STATED EXERCISE:
For each line below that contains the string "Servlet", copy that line.

DATASET EXCERPTS:
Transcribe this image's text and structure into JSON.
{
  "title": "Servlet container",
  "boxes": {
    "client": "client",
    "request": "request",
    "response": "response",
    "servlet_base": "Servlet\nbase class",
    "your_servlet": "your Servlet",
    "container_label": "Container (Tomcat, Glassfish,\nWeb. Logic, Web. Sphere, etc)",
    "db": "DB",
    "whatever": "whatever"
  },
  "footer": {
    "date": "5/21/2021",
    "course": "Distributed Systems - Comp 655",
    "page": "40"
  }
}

RESULT OF THIS EXERCISE:
  "title": "Servlet container",
    "servlet_base": "Servlet\nbase class",
    "your_servlet": "your Servlet",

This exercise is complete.